* [GOAL]:
Give only the number of lines that contain the word "original".

------------------------------

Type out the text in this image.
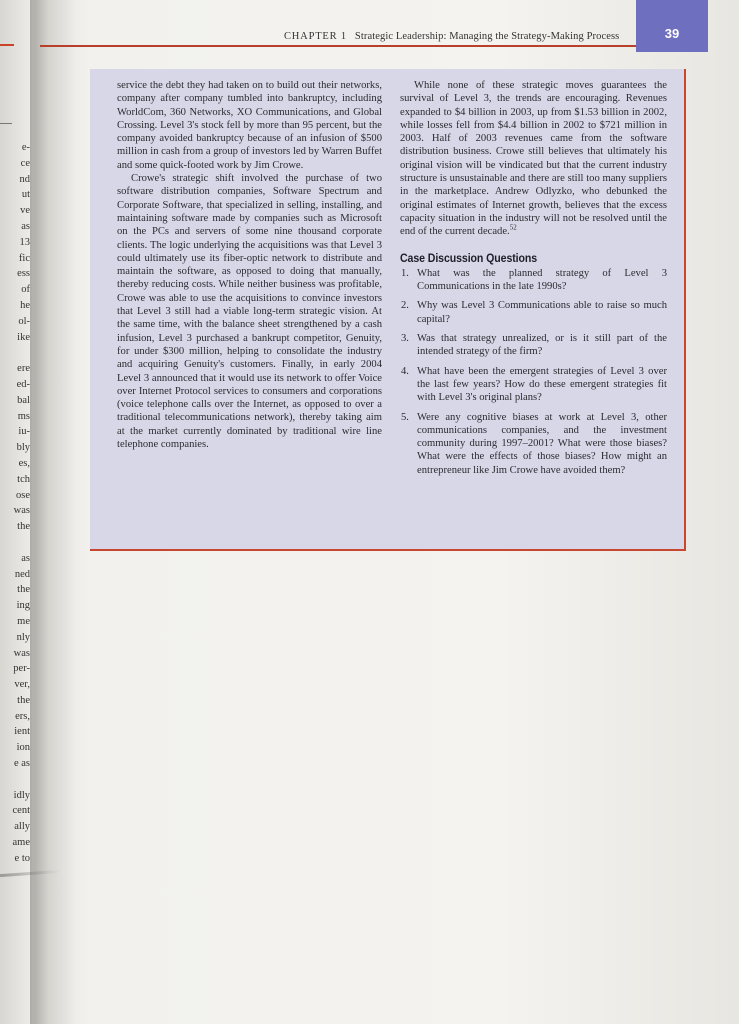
e-
ce
nd
ut
ve
as
13
fic
ess
of
he
ol-
ike
ere
ed-
bal
ms
iu-
bly
es,
tch
ose
was
the
as
ned
the
ing
me
nly
was
per-
ver,
the
ers,
ient
ion
e as
idly
cent
ally
ame
e to
CHAPTER 1 Strategic Leadership: Managing the Strategy-Making Process	39

service the debt they had taken on to build out their networks, company after company tumbled into bankruptcy, including WorldCom, 360 Networks, XO Communications, and Global Crossing. Level 3's stock fell by more than 95 percent, but the company avoided bankruptcy because of an infusion of $500 million in cash from a group of investors led by Warren Buffet and some quick-footed work by Jim Crowe.

Crowe's strategic shift involved the purchase of two software distribution companies, Software Spectrum and Corporate Software, that specialized in selling, installing, and maintaining software made by companies such as Microsoft on the PCs and servers of some nine thousand corporate clients. The logic underlying the acquisitions was that Level 3 could ultimately use its fiber-optic network to distribute and maintain the software, as opposed to doing that manually, thereby reducing costs. While neither business was profitable, Crowe was able to use the acquisitions to convince investors that Level 3 still had a viable long-term strategic vision. At the same time, with the balance sheet strengthened by a cash infusion, Level 3 purchased a bankrupt competitor, Genuity, for under $300 million, helping to consolidate the industry and acquiring Genuity's customers. Finally, in early 2004 Level 3 announced that it would use its network to offer Voice over Internet Protocol services to consumers and corporations (voice telephone calls over the Internet, as opposed to over a traditional telecommunications network), thereby taking aim at the market currently dominated by traditional wire line telephone companies.

While none of these strategic moves guarantees the survival of Level 3, the trends are encouraging. Revenues expanded to $4 billion in 2003, up from $1.53 billion in 2002, while losses fell from $4.4 billion in 2002 to $721 million in 2003. Half of 2003 revenues came from the software distribution business. Crowe still believes that ultimately his original vision will be vindicated but that the current industry structure is unsustainable and there are still too many suppliers in the marketplace. Andrew Odlyzko, who debunked the original estimates of Internet growth, believes that the excess capacity situation in the industry will not be resolved until the end of the current decade.$^{52}$

Case Discussion Questions
1. What was the planned strategy of Level 3 Communications in the late 1990s?
2. Why was Level 3 Communications able to raise so much capital?
3. Was that strategy unrealized, or is it still part of the intended strategy of the firm?
4. What have been the emergent strategies of Level 3 over the last few years? How do these emergent strategies fit with Level 3's original plans?
5. Were any cognitive biases at work at Level 3, other communications companies, and the investment community during 1997–2001? What were those biases? What were the effects of those biases? How might an entrepreneur like Jim Crowe have avoided them?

------------------------------

* [IN RESPONSE]:
2